- _Objectives_:
1 > From the passage on university student information, list every matter the text names as one on which students need a wider range of information.
2 > Extend the passage on university student information, picking up after its final sentence.

- _Document passage_:
As my hon. Friend rightly pointed out, league tables are not always an accurate reflection of the quality of education that is provided in a specific course. We also know that students require a wider range of information on such matters as course quality, teaching intensity, contact hours and the cost of living, all of which are relevant to them. Information from the National Student Survey—involving about 300,000 final-year undergraduates each year since 2004—and the annual Higher Education Policy Institute surveys, undertaken with the Higher Education Academy, provide some insight. Clear priorities for university students were more hours of teaching, smaller teaching groups and better learning facilities, but there is little information for them on such matters. Some 75% thought that they probably, or definitely, did not have enough information about the way in which tuition fees are spent.
The National Student Survey records scores for assessment and feedback, which have traditionally been the area of student experience with the lowest satisfaction levels. Following focused effort by providers, the level is now running at 74%, up from 64% in 2008. However, one third of undergraduates paying higher fees in England believe that their course represents very poor, or poor, value for money.

- _Listing_:
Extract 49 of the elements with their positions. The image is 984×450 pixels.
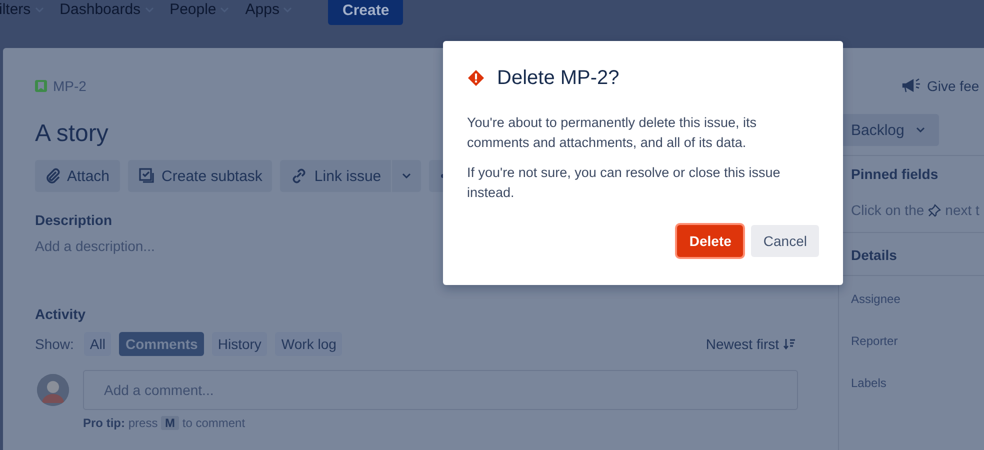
filter-tab[interactable]: Work log xyxy=(275,332,342,356)
section-label: Activity xyxy=(35,306,87,322)
field-label: Reporter xyxy=(851,334,899,348)
dialog-message: If you're not sure, you can resolve or close this issue instead. xyxy=(467,164,782,202)
pin-hint-text: next t xyxy=(945,202,980,218)
create-button[interactable]: Create xyxy=(328,0,404,25)
paperclip-icon xyxy=(45,168,61,184)
toolbar-button[interactable]: Attach xyxy=(35,160,120,192)
section-label: Description xyxy=(35,212,114,228)
filter-tab[interactable]: History xyxy=(212,332,268,356)
warning-icon xyxy=(467,69,485,87)
nav-menu[interactable]: Dashboards xyxy=(60,0,154,19)
avatar-icon xyxy=(37,374,69,406)
checkbox-icon xyxy=(138,167,156,185)
pro-tip-text: Pro tip: press M to comment xyxy=(83,416,246,430)
pin-hint-text: Click on the xyxy=(851,202,924,218)
filter-tab[interactable]: All xyxy=(84,332,112,356)
pin-icon xyxy=(928,204,942,216)
feedback-button[interactable]: Give fee xyxy=(901,78,984,94)
issue-title: A story xyxy=(35,120,108,149)
field-label: Assignee xyxy=(851,292,902,306)
cancel-button[interactable]: Cancel xyxy=(751,225,819,257)
nav-label[interactable]: Apps xyxy=(245,1,280,18)
nav-menu[interactable]: People xyxy=(170,0,230,19)
bookmark-icon xyxy=(35,80,47,92)
nav-label[interactable]: ilters xyxy=(0,1,31,18)
megaphone-icon xyxy=(901,78,921,94)
caret-icon xyxy=(916,127,926,133)
nav-menu[interactable]: Apps xyxy=(245,0,292,19)
dialog-title: Delete MP-2? xyxy=(497,66,620,90)
comment-field[interactable]: Add a comment... xyxy=(83,370,798,410)
delete-button[interactable]: Delete xyxy=(677,225,744,257)
status-dropdown[interactable]: Backlog xyxy=(841,114,939,146)
show-label: Show: xyxy=(35,336,74,352)
toolbar-button[interactable]: Create subtask xyxy=(128,160,272,192)
issue-key-link[interactable]: MP-2 xyxy=(53,78,86,94)
section-label: Pinned fields xyxy=(851,166,940,182)
filter-tab[interactable]: Comments xyxy=(119,332,204,356)
nav-label[interactable]: People xyxy=(170,1,216,18)
section-label: Details xyxy=(851,247,898,263)
sort-button[interactable]: Newest first xyxy=(706,336,795,352)
field-label: Labels xyxy=(851,376,888,390)
dialog-message: You're about to permanently delete this issue, its comments and attachments, and all of its data. xyxy=(467,114,758,152)
toolbar-button[interactable]: Link issue xyxy=(280,160,392,192)
nav-label[interactable]: Dashboards xyxy=(60,1,141,18)
dropdown-button[interactable] xyxy=(392,160,422,192)
sort-icon xyxy=(783,338,795,350)
nav-menu[interactable]: ilters xyxy=(0,0,44,19)
caret-icon xyxy=(402,173,412,179)
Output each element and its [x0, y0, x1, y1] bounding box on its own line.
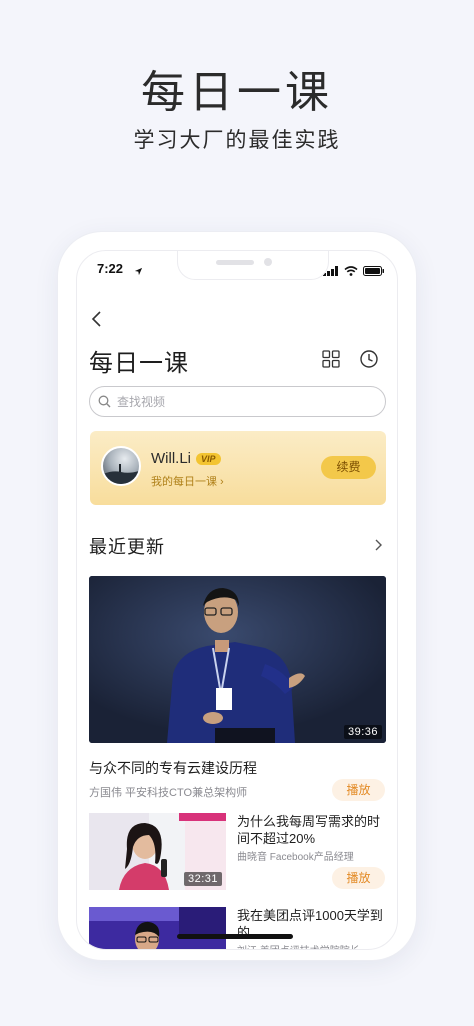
recent-more-button[interactable]	[373, 537, 385, 553]
back-button[interactable]	[87, 307, 107, 331]
status-icons	[323, 263, 385, 281]
vip-badge: VIP	[196, 453, 221, 465]
location-arrow-icon	[134, 263, 143, 281]
speaker-grille	[216, 260, 254, 265]
home-indicator	[177, 934, 293, 939]
wifi-icon	[344, 263, 358, 281]
status-time: 7:22	[97, 261, 124, 276]
search-icon	[98, 395, 111, 408]
featured-video-thumbnail[interactable]: 39:36	[89, 576, 386, 743]
featured-duration: 39:36	[343, 725, 382, 739]
featured-video-meta: 方国伟 平安科技CTO兼总架构师	[89, 787, 248, 799]
app-screen: 7:22 每日一课 查找视频 Will.Li VIP 我的每日一课 › 续费 最…	[76, 250, 398, 950]
grid-icon	[322, 350, 340, 368]
battery-icon	[363, 263, 385, 281]
video-title[interactable]: 为什么我每周写需求的时间不超过20%	[237, 813, 387, 847]
my-course-link[interactable]: 我的每日一课 ›	[151, 473, 224, 489]
promo-subtitle: 学习大厂的最佳实践	[133, 128, 341, 152]
phone-frame: 7:22 每日一课 查找视频 Will.Li VIP 我的每日一课 › 续费 最…	[58, 232, 416, 960]
video-duration: 32:31	[183, 872, 222, 886]
clock-icon	[360, 350, 378, 368]
speaker-photo	[89, 576, 386, 743]
avatar-image	[103, 464, 139, 484]
avatar	[101, 446, 141, 486]
featured-play-button[interactable]: 播放	[332, 779, 385, 801]
vip-card[interactable]: Will.Li VIP 我的每日一课 › 续费	[90, 431, 386, 505]
recent-section-title: 最近更新	[89, 537, 165, 557]
search-placeholder: 查找视频	[117, 395, 166, 409]
history-button[interactable]	[359, 349, 379, 369]
featured-video-title[interactable]: 与众不同的专有云建设历程	[89, 758, 257, 778]
video-meta: 刘江 美团点评技术学院院长	[237, 942, 360, 949]
renew-button[interactable]: 续费	[321, 456, 376, 479]
promo-title: 每日一课	[141, 67, 333, 118]
video-meta: 曲晓音 Facebook产品经理	[237, 852, 354, 863]
phone-notch	[177, 251, 329, 280]
front-camera	[264, 258, 272, 266]
back-chevron-icon	[91, 311, 101, 327]
video-thumbnail[interactable]	[89, 907, 226, 949]
video-thumbnail[interactable]: 32:31	[89, 813, 226, 890]
speaker-photo	[89, 907, 226, 949]
video-play-button[interactable]: 播放	[332, 867, 385, 889]
username: Will.Li	[151, 450, 191, 467]
category-grid-button[interactable]	[321, 349, 341, 369]
search-input[interactable]: 查找视频	[89, 386, 386, 417]
page-title: 每日一课	[89, 350, 189, 377]
chevron-right-icon	[375, 539, 382, 551]
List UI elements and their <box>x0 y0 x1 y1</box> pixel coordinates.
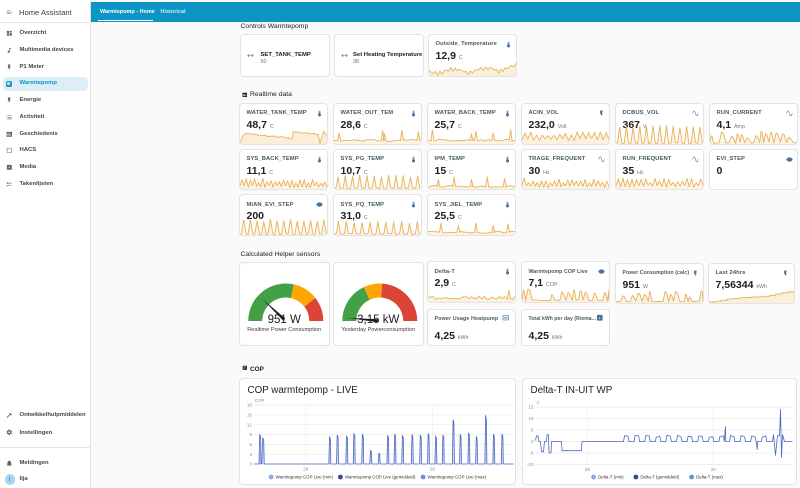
svg-text:15: 15 <box>528 404 534 409</box>
svg-text:Delta-T (gemiddeld): Delta-T (gemiddeld) <box>640 474 679 479</box>
svg-text:COP: COP <box>255 398 264 403</box>
svg-text:Delta-T (max): Delta-T (max) <box>696 474 723 479</box>
svg-text:0: 0 <box>249 461 252 466</box>
svg-text:-10: -10 <box>526 462 533 467</box>
svg-text:C: C <box>536 400 539 405</box>
svg-text:29: 29 <box>584 467 590 472</box>
svg-text:6: 6 <box>249 441 252 446</box>
svg-text:9: 9 <box>249 432 252 437</box>
svg-text:5: 5 <box>530 427 533 432</box>
svg-text:29: 29 <box>303 466 309 471</box>
svg-text:20: 20 <box>429 466 435 471</box>
svg-text:-5: -5 <box>529 450 534 455</box>
svg-text:Warmtepomp COP Live (min): Warmtepomp COP Live (min) <box>275 474 333 479</box>
svg-text:15: 15 <box>246 412 252 417</box>
svg-text:20: 20 <box>710 467 716 472</box>
svg-text:10: 10 <box>528 416 534 421</box>
svg-text:Warmtepomp COP Live (gemiddeld: Warmtepomp COP Live (gemiddeld) <box>344 474 415 479</box>
svg-text:Warmtepomp COP Live (max): Warmtepomp COP Live (max) <box>427 474 486 479</box>
svg-text:Delta-T (min): Delta-T (min) <box>598 474 624 479</box>
svg-text:3: 3 <box>249 451 252 456</box>
svg-text:12: 12 <box>246 422 252 427</box>
svg-text:18: 18 <box>246 402 252 407</box>
svg-text:0: 0 <box>530 439 533 444</box>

- _Expected results_:
1 >
- course quality
- teaching intensity
- contact hours
- the cost of living

2 >
As part of our drive for more transparency and better value for money for students, we are developing a teaching excellence framework. As we have already announced, we will set out our proposals in a Green Paper later in the autumn. That will help students to make good choices, and to have ready access to transparent information. We believe that the framework—as promised in our manifesto—will act as a driver of increasing quality by enabling students to make more informed choices on the basis of better information about teaching quality and outcomes, and incentivising the sector in respect of teaching excellence.
I want first to deal with the substance of the Bill, so that my hon. Friend will have the satisfaction of knowing the Government’s position.
While I support the spirit behind this well-intentioned Bill, I do not believe that it is the best way in which to achieve our objectives on behalf of students, or to provide them with the increased information on higher education that they need. We do not think it appropriate to put into legislation detailed data requirements which, by their very nature, would frequently be subject to change to reflect adaptations and improvements in the sector. We believe that our forthcoming proposals on the teaching excellence framework will address our objectives in a holistic way and tackle the range of issues that my hon. Friend has rightly raised, including the need for transparency in the sector and the rights of students and consumers to improve their overall experience. Indeed, Universities UK has stated in its briefing note for this Bill that the teaching excellence framework will be a vehicle for introducing many of those measures.
Before I go into the detail, I shall set out the existing work we have done on student information. But first, I will happily give way to my hon. Friend.
The debate stood adjourned (Standing Order No. 11(2)).
Ordered, That the debate be resumed on Friday 30 October.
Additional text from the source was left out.